§ Task brief
Copy each line below without leaving any out.

[Dataset items]
=-=-=-=-=

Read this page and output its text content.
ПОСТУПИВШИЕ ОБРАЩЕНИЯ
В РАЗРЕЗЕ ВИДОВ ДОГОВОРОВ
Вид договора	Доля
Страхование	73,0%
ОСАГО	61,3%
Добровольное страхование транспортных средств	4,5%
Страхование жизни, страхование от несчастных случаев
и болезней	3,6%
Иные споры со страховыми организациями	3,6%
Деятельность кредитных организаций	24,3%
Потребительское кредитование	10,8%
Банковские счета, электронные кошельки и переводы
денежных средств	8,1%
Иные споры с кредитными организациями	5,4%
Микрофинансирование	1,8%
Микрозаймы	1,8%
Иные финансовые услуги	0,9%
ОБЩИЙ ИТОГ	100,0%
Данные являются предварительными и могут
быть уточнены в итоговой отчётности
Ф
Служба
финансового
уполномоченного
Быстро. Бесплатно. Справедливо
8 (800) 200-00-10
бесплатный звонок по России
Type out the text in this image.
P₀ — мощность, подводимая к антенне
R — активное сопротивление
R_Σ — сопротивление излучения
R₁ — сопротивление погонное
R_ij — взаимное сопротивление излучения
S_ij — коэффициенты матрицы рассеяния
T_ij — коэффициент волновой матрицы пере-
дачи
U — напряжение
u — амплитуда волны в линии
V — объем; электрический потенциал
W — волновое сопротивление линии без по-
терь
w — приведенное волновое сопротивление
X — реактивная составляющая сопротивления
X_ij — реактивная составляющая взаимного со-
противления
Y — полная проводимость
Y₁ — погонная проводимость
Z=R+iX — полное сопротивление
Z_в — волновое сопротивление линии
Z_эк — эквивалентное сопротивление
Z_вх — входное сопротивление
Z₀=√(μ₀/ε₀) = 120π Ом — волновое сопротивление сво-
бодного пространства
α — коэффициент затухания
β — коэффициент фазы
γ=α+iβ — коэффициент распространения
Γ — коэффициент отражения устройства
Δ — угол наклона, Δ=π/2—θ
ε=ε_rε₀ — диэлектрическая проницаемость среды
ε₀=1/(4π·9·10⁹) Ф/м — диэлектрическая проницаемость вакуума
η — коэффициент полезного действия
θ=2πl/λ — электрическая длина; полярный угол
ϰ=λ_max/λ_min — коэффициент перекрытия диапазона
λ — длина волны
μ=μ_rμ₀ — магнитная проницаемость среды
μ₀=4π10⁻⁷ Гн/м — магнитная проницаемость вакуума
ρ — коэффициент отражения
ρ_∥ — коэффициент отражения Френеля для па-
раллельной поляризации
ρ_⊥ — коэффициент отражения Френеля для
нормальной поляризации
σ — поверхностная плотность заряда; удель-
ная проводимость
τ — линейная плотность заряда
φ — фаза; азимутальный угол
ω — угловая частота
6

=-=-=-=-=

§ Problem solution
Read this page and output its text content.
ПОСТУПИВШИЕ ОБРАЩЕНИЯ
В РАЗРЕЗЕ ВИДОВ ДОГОВОРОВ
Вид договора	Доля
Страхование	73,0%
ОСАГО	61,3%
Добровольное страхование транспортных средств	4,5%
Страхование жизни, страхование от несчастных случаев
и болезней	3,6%
Иные споры со страховыми организациями	3,6%
Деятельность кредитных организаций	24,3%
Потребительское кредитование	10,8%
Банковские счета, электронные кошельки и переводы
денежных средств	8,1%
Иные споры с кредитными организациями	5,4%
Микрофинансирование	1,8%
Микрозаймы	1,8%
Иные финансовые услуги	0,9%
ОБЩИЙ ИТОГ	100,0%
Данные являются предварительными и могут
быть уточнены в итоговой отчётности
Ф
Служба
финансового
уполномоченного
Быстро. Бесплатно. Справедливо
8 (800) 200-00-10
бесплатный звонок по России
Type out the text in this image.
P₀ — мощность, подводимая к антенне
R — активное сопротивление
R_Σ — сопротивление излучения
R₁ — сопротивление погонное
R_ij — взаимное сопротивление излучения
S_ij — коэффициенты матрицы рассеяния
T_ij — коэффициент волновой матрицы пере-
дачи
U — напряжение
u — амплитуда волны в линии
V — объем; электрический потенциал
W — волновое сопротивление линии без по-
терь
w — приведенное волновое сопротивление
X — реактивная составляющая сопротивления
X_ij — реактивная составляющая взаимного со-
противления
Y — полная проводимость
Y₁ — погонная проводимость
Z=R+iX — полное сопротивление
Z_в — волновое сопротивление линии
Z_эк — эквивалентное сопротивление
Z_вх — входное сопротивление
Z₀=√(μ₀/ε₀) = 120π Ом — волновое сопротивление сво-
бодного пространства
α — коэффициент затухания
β — коэффициент фазы
γ=α+iβ — коэффициент распространения
Γ — коэффициент отражения устройства
Δ — угол наклона, Δ=π/2—θ
ε=ε_rε₀ — диэлектрическая проницаемость среды
ε₀=1/(4π·9·10⁹) Ф/м — диэлектрическая проницаемость вакуума
η — коэффициент полезного действия
θ=2πl/λ — электрическая длина; полярный угол
ϰ=λ_max/λ_min — коэффициент перекрытия диапазона
λ — длина волны
μ=μ_rμ₀ — магнитная проницаемость среды
μ₀=4π10⁻⁷ Гн/м — магнитная проницаемость вакуума
ρ — коэффициент отражения
ρ_∥ — коэффициент отражения Френеля для па-
раллельной поляризации
ρ_⊥ — коэффициент отражения Френеля для
нормальной поляризации
σ — поверхностная плотность заряда; удель-
ная проводимость
τ — линейная плотность заряда
φ — фаза; азимутальный угол
ω — угловая частота
6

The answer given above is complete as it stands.